Stored items
+++++

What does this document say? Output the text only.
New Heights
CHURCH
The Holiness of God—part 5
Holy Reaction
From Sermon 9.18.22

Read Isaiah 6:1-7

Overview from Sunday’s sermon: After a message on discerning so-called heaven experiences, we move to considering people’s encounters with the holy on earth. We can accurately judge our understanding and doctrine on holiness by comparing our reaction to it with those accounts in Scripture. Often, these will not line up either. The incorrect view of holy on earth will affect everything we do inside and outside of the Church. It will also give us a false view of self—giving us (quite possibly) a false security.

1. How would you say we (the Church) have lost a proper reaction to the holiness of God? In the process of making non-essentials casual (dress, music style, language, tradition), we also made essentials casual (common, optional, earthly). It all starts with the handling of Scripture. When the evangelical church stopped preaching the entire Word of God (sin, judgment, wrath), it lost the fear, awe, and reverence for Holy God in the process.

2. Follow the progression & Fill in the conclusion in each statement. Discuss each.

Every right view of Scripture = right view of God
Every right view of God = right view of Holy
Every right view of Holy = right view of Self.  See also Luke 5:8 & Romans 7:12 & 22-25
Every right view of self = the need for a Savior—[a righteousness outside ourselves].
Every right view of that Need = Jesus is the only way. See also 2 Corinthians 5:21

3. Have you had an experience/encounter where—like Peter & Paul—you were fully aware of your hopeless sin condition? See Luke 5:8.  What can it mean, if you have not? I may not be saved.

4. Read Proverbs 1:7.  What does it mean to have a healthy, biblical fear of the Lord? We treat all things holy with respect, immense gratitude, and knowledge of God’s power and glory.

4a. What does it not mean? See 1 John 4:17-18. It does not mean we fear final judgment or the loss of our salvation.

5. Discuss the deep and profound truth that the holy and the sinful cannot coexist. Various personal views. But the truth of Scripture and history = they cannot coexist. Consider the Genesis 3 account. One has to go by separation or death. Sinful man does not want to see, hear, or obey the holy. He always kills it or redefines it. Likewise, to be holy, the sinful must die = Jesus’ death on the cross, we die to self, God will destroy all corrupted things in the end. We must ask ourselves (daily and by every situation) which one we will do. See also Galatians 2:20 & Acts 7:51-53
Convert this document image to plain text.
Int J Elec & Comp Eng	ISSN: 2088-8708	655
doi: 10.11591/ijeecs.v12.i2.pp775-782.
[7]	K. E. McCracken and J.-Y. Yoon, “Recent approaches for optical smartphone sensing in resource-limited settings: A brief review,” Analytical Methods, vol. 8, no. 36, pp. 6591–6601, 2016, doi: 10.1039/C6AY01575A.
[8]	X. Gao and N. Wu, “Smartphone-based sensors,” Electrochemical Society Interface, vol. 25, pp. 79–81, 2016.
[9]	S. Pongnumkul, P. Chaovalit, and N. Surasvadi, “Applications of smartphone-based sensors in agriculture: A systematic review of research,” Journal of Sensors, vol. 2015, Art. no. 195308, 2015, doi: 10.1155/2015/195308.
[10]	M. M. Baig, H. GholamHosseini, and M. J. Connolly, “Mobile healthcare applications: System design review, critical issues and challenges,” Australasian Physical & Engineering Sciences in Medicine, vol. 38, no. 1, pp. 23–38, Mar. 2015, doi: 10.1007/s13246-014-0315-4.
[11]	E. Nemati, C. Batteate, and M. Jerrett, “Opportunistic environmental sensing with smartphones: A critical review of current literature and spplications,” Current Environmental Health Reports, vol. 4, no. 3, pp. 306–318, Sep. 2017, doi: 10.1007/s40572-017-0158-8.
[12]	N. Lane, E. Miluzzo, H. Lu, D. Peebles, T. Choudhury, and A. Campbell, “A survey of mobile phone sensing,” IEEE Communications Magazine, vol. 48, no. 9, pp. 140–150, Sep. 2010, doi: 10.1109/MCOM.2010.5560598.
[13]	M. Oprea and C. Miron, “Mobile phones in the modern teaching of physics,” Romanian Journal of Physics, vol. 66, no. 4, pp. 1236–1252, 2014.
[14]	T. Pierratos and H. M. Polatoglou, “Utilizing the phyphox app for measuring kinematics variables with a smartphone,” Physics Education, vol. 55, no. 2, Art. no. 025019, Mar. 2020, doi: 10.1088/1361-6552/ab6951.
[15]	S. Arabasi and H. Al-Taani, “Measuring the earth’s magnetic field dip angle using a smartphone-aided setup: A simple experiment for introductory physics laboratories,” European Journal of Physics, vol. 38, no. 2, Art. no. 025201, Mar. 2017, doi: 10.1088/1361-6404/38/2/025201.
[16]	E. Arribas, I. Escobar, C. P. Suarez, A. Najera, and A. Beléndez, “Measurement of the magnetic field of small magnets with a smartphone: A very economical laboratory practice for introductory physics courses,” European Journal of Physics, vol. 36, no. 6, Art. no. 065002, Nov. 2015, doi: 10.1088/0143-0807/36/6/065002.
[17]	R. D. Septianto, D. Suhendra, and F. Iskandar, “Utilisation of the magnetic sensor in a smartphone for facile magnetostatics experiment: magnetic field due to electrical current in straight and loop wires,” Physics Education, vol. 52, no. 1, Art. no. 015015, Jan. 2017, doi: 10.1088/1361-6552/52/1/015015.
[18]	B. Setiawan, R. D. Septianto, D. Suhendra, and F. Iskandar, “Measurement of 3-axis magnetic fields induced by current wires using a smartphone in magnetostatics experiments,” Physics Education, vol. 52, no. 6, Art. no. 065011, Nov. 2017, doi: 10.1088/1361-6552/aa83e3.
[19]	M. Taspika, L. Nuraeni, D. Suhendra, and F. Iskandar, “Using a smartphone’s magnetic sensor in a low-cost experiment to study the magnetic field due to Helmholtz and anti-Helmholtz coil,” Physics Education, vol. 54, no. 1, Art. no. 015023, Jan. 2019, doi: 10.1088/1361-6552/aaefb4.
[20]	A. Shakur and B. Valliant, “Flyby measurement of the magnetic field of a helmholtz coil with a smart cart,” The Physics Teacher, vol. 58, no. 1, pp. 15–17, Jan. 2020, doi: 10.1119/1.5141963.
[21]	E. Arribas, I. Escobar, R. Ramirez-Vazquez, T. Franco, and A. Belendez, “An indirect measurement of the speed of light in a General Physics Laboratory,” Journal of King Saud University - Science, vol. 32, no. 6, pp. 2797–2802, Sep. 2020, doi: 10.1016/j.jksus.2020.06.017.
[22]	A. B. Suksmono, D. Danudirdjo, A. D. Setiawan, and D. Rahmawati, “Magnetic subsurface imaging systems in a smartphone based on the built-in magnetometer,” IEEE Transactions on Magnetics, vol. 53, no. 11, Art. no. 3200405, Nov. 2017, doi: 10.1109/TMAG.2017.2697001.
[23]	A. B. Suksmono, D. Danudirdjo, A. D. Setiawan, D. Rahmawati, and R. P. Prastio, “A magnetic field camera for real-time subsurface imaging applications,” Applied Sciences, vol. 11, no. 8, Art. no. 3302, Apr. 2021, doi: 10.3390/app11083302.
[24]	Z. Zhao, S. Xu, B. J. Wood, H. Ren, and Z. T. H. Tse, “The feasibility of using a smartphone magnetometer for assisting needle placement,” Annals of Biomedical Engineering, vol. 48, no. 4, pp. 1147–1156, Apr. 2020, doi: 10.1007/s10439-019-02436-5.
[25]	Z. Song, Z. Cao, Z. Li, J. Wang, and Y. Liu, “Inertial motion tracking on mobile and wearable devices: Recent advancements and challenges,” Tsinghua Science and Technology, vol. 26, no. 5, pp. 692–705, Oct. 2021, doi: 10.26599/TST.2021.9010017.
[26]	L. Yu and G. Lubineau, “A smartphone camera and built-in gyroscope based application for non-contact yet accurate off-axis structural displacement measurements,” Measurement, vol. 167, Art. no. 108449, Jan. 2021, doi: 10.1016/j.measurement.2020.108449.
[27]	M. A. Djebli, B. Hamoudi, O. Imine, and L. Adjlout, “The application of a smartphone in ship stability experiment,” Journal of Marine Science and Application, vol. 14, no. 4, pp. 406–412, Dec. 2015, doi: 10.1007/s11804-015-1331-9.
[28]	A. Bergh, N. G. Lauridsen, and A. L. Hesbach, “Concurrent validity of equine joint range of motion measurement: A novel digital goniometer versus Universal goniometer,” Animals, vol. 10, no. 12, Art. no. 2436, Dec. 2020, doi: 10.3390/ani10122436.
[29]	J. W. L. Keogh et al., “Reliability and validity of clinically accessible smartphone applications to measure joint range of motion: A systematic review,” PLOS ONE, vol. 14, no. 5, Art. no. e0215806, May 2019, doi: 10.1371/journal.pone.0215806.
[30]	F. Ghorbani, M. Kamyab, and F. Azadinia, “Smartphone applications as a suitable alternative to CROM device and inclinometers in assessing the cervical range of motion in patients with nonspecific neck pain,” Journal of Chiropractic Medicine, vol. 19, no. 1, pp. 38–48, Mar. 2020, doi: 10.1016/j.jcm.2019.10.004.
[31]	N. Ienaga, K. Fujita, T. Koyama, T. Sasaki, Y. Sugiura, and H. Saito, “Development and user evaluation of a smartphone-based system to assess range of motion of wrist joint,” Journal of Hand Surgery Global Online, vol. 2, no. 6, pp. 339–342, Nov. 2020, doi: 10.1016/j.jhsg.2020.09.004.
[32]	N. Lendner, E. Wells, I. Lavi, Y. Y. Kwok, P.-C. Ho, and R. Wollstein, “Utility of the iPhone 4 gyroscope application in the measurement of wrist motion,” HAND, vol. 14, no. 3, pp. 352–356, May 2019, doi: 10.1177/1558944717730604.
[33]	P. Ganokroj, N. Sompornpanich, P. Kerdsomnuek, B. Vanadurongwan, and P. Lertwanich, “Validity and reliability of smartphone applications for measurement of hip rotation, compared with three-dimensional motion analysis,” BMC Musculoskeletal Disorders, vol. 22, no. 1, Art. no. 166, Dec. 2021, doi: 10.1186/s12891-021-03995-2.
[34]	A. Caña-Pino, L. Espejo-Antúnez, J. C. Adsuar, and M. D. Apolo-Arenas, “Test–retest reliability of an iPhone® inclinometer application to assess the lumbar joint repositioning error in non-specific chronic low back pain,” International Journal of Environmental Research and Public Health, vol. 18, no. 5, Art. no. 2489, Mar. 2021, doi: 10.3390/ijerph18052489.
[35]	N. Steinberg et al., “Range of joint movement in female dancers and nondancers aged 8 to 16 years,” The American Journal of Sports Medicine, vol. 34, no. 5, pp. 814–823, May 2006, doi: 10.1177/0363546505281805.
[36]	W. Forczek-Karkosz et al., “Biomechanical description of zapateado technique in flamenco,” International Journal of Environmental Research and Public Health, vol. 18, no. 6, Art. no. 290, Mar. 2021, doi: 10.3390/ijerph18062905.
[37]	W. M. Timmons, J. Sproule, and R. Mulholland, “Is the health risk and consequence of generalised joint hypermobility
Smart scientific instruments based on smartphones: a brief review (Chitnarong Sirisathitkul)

+++++

_DIRECTIONS FOR THIS TASK_
Please find every line in the records that contains the word "motion", and copy it out.

_SOLUTION_
[25]	Z. Song, Z. Cao, Z. Li, J. Wang, and Y. Liu, “Inertial motion tracking on mobile and wearable devices: Recent advancements and challenges,” Tsinghua Science and Technology, vol. 26, no. 5, pp. 692–705, Oct. 2021, doi: 10.26599/TST.2021.9010017.
[28]	A. Bergh, N. G. Lauridsen, and A. L. Hesbach, “Concurrent validity of equine joint range of motion measurement: A novel digital goniometer versus Universal goniometer,” Animals, vol. 10, no. 12, Art. no. 2436, Dec. 2020, doi: 10.3390/ani10122436.
[29]	J. W. L. Keogh et al., “Reliability and validity of clinically accessible smartphone applications to measure joint range of motion: A systematic review,” PLOS ONE, vol. 14, no. 5, Art. no. e0215806, May 2019, doi: 10.1371/journal.pone.0215806.
[30]	F. Ghorbani, M. Kamyab, and F. Azadinia, “Smartphone applications as a suitable alternative to CROM device and inclinometers in assessing the cervical range of motion in patients with nonspecific neck pain,” Journal of Chiropractic Medicine, vol. 19, no. 1, pp. 38–48, Mar. 2020, doi: 10.1016/j.jcm.2019.10.004.
[31]	N. Ienaga, K. Fujita, T. Koyama, T. Sasaki, Y. Sugiura, and H. Saito, “Development and user evaluation of a smartphone-based system to assess range of motion of wrist joint,” Journal of Hand Surgery Global Online, vol. 2, no. 6, pp. 339–342, Nov. 2020, doi: 10.1016/j.jhsg.2020.09.004.
[32]	N. Lendner, E. Wells, I. Lavi, Y. Y. Kwok, P.-C. Ho, and R. Wollstein, “Utility of the iPhone 4 gyroscope application in the measurement of wrist motion,” HAND, vol. 14, no. 3, pp. 352–356, May 2019, doi: 10.1177/1558944717730604.
[33]	P. Ganokroj, N. Sompornpanich, P. Kerdsomnuek, B. Vanadurongwan, and P. Lertwanich, “Validity and reliability of smartphone applications for measurement of hip rotation, compared with three-dimensional motion analysis,” BMC Musculoskeletal Disorders, vol. 22, no. 1, Art. no. 166, Dec. 2021, doi: 10.1186/s12891-021-03995-2.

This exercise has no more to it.